Passage shown >>
====================

The star crafted much of her latest album in NYC. At MSG, the music finally came home.
Lorde performs at the Moody Center in Austin, TX on September 17, 2025.
Sam Penn
As she says on Virgin closer “David,” which she performed to a sold-out Madison Square Garden on Wednesday (Oct. 1) night, Lorde doesn’t belong to anyone — but if her fourth studio album did have a home, it would be New York City.
Not only did the Kiwi pop star — fresh off of a devastating heartbreak and in the trenches of gender discovery and body-image issues — craft much of Virgin with producer Jim-E Stack after relocating to NYC four years ago, she also channeled the city’s energy into every facet of the album. Lead single “What Was That” features a reference to Brooklyn venue Baby’s All Right, while “If She Could See Me Now” calls back to ancient horses “running up Prince Street” downtown. And when it came time to promote Virgin, Lorde made her TikTok debut with a video of herself walking through Washington Square Park in the West Village, which would later become the site of a frenetic music video shoot costarring a swarm of fans.

====================

Direction 1 >> Summarize the passage on Lorde in two sentences.
The passage on Lorde and the listing have no connection to each other.

Record list >>
====================

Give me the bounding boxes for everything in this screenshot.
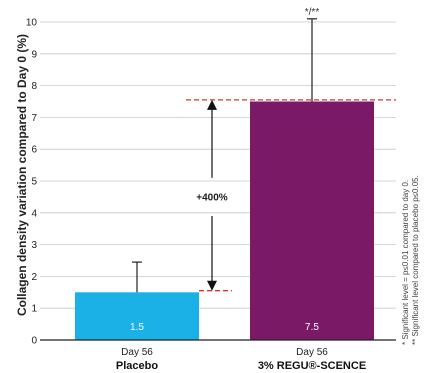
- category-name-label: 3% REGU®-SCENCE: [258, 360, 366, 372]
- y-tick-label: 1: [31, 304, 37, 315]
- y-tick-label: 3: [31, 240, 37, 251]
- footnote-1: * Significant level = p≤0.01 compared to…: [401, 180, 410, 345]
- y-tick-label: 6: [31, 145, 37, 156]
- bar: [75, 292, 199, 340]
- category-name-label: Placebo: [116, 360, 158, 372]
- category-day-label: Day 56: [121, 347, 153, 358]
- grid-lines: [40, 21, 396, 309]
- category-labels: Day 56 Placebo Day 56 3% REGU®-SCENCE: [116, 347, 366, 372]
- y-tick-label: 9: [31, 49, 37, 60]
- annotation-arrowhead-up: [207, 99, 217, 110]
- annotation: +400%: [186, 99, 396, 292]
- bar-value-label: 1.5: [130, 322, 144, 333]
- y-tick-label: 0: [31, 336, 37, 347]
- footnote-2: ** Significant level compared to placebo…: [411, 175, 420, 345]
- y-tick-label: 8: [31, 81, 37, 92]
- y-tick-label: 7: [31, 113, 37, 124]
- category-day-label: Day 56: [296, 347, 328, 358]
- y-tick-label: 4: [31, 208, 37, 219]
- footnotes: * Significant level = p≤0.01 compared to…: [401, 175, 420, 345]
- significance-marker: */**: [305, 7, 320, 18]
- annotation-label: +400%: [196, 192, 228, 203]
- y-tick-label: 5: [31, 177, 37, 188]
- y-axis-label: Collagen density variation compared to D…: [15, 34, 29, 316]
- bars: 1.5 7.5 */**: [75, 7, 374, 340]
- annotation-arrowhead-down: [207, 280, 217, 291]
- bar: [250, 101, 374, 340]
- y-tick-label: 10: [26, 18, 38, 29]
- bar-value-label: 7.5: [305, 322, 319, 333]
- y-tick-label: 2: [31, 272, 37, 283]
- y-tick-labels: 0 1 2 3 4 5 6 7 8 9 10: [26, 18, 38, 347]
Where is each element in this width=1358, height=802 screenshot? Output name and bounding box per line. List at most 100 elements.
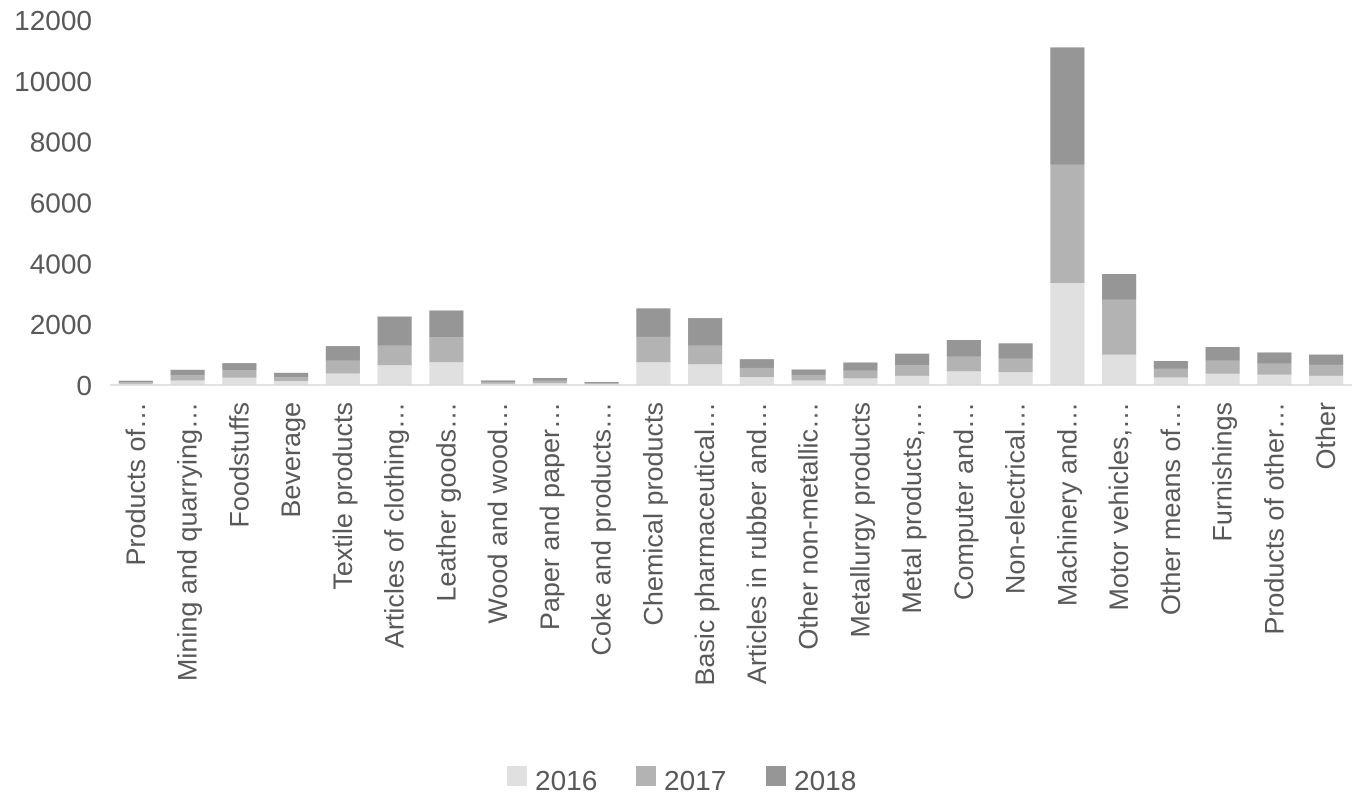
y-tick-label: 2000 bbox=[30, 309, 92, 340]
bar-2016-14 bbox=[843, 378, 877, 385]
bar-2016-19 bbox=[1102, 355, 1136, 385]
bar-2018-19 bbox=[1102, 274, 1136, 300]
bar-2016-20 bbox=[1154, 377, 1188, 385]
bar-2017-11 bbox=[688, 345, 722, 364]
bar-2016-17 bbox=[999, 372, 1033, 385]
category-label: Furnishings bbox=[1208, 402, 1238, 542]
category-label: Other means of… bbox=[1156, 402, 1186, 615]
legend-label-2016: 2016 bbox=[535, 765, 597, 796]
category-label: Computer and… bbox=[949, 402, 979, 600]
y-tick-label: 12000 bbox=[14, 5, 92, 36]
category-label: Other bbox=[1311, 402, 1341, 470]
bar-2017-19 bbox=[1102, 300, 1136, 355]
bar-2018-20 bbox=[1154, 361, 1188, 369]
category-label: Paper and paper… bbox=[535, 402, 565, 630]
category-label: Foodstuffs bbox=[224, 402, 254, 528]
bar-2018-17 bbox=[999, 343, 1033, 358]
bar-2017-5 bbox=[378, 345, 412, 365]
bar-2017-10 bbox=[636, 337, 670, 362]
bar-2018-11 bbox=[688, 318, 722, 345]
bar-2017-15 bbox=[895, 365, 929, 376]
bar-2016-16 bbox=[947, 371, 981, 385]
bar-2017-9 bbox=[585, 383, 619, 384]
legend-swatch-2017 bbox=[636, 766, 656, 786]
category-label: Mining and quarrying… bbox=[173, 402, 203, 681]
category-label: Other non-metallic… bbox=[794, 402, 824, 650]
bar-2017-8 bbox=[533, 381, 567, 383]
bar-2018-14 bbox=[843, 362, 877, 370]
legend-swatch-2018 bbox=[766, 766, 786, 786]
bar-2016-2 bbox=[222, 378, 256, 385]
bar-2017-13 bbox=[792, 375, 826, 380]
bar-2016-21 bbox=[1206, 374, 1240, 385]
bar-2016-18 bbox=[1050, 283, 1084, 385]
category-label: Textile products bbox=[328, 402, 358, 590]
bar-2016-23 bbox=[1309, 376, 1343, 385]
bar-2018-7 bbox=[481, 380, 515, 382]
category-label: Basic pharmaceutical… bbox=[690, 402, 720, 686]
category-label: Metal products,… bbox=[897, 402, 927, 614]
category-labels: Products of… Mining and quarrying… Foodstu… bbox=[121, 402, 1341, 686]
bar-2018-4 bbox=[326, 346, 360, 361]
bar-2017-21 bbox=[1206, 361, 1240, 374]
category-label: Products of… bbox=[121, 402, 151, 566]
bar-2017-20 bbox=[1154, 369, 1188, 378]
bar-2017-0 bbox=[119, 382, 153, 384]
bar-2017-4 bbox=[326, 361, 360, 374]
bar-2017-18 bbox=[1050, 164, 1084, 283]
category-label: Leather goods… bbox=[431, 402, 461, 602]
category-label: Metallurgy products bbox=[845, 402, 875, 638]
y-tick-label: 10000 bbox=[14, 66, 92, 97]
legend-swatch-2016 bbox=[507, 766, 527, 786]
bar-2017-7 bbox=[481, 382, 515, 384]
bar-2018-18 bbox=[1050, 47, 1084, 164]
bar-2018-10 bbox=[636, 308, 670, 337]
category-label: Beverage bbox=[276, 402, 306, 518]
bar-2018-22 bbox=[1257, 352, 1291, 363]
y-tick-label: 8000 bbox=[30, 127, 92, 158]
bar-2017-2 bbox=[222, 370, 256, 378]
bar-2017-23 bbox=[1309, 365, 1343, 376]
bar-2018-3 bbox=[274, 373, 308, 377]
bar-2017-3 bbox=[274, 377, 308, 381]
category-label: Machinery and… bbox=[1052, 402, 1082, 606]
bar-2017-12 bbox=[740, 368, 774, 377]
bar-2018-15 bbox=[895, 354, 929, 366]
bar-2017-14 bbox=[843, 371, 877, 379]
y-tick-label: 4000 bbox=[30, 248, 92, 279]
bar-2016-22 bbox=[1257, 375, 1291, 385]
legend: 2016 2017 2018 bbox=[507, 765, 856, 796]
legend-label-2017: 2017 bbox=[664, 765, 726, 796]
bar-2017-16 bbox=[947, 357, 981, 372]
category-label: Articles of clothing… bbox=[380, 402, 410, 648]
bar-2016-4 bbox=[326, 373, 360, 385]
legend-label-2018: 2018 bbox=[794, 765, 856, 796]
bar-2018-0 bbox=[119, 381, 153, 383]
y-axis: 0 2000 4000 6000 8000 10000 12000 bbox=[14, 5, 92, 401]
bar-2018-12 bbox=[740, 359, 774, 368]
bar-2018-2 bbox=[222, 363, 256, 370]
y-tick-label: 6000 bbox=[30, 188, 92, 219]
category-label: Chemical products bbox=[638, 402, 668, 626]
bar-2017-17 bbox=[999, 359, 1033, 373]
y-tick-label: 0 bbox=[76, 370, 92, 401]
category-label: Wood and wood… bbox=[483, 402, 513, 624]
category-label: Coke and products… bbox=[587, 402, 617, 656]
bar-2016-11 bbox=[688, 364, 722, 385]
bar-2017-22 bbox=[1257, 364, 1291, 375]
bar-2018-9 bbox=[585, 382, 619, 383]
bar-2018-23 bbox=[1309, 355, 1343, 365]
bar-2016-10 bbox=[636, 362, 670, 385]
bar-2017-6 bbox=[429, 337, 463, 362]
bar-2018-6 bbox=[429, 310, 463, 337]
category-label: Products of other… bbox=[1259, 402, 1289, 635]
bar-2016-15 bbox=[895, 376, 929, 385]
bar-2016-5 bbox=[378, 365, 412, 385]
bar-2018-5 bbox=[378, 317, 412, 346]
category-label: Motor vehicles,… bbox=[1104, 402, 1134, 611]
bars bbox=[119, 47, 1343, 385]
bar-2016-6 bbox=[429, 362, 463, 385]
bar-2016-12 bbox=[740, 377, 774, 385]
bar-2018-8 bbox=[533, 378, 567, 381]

====================

Direction 2 >> From the listing, extract the lines between the one holding "- category-name-label: 3%" and the one holding "- y-tick-label: 4: [31, 208, 37, 219]", inclusive, and reproduce them unchanged.

Reply 1 >> Lorde performed at a sold-out Madison Square Garden on Wednesday (Oct. 1) night, and if her fourth studio album, Virgin, had a home, it would be New York City. She made much of the album with producer Jim-E Stack after moving to NYC four years ago, and the city turns up in its songs and in her TikTok debut, a video of herself walking through Washington Square Park.

Reply 2 >>
- category-name-label: 3% REGU®-SCENCE: [258, 360, 366, 372]
- y-tick-label: 1: [31, 304, 37, 315]
- y-tick-label: 3: [31, 240, 37, 251]
- footnote-1: * Significant level = p≤0.01 compared to…: [401, 180, 410, 345]
- y-tick-label: 6: [31, 145, 37, 156]
- bar: [75, 292, 199, 340]
- category-name-label: Placebo: [116, 360, 158, 372]
- category-day-label: Day 56: [121, 347, 153, 358]
- grid-lines: [40, 21, 396, 309]
- category-labels: Day 56 Placebo Day 56 3% REGU®-SCENCE: [116, 347, 366, 372]
- y-tick-label: 9: [31, 49, 37, 60]
- annotation-arrowhead-up: [207, 99, 217, 110]
- annotation: +400%: [186, 99, 396, 292]
- bar-value-label: 1.5: [130, 322, 144, 333]
- y-tick-label: 0: [31, 336, 37, 347]
- footnote-2: ** Significant level compared to placebo…: [411, 175, 420, 345]
- y-tick-label: 8: [31, 81, 37, 92]
- y-tick-label: 7: [31, 113, 37, 124]
- category-day-label: Day 56: [296, 347, 328, 358]
- y-tick-label: 4: [31, 208, 37, 219]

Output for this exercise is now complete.